** BEGIN Information supplied **
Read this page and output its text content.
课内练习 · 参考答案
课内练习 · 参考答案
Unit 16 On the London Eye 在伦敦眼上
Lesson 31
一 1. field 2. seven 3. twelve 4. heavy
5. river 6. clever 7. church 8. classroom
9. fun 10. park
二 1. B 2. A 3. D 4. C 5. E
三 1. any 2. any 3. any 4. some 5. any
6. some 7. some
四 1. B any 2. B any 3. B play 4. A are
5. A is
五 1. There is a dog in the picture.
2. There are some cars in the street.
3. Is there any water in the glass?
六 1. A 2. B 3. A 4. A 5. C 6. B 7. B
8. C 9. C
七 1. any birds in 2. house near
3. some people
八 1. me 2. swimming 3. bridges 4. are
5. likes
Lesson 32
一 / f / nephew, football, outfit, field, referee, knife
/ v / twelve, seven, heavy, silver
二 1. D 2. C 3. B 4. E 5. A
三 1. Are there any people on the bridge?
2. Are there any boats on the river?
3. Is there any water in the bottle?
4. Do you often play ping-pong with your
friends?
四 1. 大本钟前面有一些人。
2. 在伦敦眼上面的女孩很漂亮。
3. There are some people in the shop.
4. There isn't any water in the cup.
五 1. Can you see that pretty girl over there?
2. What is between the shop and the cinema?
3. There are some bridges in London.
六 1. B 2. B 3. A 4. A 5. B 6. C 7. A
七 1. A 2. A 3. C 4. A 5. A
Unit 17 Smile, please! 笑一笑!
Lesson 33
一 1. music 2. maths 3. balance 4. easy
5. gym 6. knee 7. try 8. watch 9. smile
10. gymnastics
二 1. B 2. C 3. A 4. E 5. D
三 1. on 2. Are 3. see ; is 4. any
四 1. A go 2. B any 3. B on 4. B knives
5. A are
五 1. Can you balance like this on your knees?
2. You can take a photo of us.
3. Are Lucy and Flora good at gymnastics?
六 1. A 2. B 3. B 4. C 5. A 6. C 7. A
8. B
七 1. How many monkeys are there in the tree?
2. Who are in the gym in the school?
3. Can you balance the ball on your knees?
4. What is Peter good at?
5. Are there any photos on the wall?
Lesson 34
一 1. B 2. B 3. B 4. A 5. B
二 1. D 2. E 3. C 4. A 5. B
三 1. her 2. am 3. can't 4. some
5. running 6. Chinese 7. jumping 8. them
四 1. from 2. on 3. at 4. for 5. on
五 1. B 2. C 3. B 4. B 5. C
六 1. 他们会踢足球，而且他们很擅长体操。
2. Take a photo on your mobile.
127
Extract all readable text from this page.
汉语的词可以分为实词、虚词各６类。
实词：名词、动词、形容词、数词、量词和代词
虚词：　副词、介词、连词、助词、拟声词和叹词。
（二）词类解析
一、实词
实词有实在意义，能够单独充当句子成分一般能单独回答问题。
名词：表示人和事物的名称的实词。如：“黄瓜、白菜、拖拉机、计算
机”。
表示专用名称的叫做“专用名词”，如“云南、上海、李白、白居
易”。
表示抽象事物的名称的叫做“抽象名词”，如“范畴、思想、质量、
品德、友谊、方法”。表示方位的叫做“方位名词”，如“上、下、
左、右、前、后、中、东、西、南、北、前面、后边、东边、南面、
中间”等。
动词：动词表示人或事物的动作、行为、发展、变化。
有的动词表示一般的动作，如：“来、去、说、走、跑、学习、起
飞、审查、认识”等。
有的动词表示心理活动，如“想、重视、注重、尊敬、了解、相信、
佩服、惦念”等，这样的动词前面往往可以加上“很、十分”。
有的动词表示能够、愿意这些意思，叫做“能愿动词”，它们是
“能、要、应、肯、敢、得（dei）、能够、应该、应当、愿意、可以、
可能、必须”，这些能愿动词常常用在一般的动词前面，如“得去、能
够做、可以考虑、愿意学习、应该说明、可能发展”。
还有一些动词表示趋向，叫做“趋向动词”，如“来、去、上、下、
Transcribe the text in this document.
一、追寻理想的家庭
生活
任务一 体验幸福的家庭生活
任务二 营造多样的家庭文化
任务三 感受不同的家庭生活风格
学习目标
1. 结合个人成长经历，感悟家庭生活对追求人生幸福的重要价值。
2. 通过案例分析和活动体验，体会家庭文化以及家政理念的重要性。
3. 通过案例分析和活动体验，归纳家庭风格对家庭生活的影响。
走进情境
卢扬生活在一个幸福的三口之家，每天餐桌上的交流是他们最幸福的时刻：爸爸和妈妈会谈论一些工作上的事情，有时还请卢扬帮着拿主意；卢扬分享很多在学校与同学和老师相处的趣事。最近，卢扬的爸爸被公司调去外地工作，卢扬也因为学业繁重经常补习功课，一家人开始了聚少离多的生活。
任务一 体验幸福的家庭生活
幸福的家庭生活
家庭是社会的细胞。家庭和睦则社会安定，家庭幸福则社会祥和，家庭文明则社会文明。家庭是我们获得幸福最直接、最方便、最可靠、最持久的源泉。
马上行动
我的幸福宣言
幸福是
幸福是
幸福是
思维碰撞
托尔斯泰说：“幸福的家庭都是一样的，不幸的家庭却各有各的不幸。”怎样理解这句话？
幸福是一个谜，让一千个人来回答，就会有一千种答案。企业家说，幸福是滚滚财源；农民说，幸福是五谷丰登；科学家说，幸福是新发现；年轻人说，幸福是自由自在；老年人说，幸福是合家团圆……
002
** END Information supplied **
**Objective:**
Show every line from the entries above in which "Lesson" appears.

**Written answer:**
Lesson 31
Lesson 32
Lesson 33
Lesson 34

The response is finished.